● **What to do**
Gather the lines that hold the string "title".

[Records that describe figures]
━━━
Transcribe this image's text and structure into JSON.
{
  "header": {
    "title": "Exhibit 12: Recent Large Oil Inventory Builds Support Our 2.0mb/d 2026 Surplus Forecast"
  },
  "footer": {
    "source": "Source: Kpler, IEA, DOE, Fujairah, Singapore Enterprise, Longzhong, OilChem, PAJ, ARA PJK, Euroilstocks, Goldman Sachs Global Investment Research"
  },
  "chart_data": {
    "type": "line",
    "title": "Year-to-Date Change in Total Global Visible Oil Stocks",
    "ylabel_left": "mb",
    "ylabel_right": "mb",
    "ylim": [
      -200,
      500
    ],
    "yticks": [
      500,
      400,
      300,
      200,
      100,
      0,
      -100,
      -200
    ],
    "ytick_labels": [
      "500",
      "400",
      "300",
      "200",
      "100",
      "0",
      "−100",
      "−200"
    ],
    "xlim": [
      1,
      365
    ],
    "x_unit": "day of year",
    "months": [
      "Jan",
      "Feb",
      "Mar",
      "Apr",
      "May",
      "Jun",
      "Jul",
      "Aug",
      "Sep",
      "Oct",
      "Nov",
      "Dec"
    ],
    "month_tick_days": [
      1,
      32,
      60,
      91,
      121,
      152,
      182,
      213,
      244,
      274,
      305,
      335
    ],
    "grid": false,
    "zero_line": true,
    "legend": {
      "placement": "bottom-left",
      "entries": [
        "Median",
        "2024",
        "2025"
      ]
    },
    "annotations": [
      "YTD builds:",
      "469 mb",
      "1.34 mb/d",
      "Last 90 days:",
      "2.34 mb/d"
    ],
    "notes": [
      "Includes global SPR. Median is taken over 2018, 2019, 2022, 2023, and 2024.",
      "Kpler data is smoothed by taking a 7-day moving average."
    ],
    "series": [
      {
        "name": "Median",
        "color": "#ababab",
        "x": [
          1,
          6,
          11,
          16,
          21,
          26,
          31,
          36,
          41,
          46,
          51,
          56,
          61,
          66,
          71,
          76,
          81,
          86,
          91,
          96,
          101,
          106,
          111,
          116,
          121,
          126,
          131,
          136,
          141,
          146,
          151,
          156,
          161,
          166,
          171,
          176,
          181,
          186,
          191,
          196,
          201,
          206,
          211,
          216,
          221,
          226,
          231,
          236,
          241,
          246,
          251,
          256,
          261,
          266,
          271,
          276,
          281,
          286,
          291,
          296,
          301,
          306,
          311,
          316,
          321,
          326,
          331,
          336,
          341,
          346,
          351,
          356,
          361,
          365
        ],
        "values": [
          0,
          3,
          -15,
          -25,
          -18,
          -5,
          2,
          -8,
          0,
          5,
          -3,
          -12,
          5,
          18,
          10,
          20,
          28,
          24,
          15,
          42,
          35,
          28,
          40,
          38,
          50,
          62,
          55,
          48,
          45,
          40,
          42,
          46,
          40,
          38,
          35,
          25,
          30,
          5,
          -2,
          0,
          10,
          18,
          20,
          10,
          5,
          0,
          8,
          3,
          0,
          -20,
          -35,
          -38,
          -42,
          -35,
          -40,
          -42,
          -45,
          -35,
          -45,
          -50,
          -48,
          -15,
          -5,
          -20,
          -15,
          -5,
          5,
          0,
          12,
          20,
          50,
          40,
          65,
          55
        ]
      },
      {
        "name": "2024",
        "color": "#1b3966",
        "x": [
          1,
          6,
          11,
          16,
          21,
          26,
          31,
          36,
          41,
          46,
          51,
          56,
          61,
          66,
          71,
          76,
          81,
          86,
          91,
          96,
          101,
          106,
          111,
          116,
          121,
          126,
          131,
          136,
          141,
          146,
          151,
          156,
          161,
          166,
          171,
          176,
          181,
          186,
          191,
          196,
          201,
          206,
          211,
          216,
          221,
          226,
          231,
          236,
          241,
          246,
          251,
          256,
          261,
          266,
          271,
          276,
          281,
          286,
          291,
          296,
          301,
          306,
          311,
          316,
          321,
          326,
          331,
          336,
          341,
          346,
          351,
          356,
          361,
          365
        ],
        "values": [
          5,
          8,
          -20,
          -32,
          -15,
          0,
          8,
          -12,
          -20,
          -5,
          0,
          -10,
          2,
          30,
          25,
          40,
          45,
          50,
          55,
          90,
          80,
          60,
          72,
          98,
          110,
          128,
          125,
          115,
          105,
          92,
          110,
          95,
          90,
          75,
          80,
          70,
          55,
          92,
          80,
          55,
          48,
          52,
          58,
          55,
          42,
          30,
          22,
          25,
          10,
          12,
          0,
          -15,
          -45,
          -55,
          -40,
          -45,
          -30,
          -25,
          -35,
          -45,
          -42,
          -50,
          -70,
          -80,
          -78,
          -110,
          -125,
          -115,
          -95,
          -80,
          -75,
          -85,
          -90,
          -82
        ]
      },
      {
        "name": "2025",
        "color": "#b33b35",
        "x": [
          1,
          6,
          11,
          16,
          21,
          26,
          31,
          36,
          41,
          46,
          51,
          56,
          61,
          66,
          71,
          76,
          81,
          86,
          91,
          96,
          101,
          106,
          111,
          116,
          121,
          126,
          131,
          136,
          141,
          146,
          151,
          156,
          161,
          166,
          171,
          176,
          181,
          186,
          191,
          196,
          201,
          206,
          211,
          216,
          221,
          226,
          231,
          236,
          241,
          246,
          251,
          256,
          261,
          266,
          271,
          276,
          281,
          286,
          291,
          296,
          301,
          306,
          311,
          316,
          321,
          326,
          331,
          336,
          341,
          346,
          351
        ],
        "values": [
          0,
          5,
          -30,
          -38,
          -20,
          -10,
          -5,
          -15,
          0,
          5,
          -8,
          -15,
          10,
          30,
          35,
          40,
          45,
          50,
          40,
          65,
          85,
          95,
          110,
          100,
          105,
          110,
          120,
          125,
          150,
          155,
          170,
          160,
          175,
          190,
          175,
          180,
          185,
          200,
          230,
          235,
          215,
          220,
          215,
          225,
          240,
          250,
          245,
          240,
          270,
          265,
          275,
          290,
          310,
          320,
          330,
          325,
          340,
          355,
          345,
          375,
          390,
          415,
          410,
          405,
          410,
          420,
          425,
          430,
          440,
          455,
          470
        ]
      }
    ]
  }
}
━━━
● **Final answer**
    "title": "Exhibit 12: Recent Large Oil Inventory Builds Support Our 2.0mb/d 2026 Surplus Forecast"
    "title": "Year-to-Date Change in Total Global Visible Oil Stocks",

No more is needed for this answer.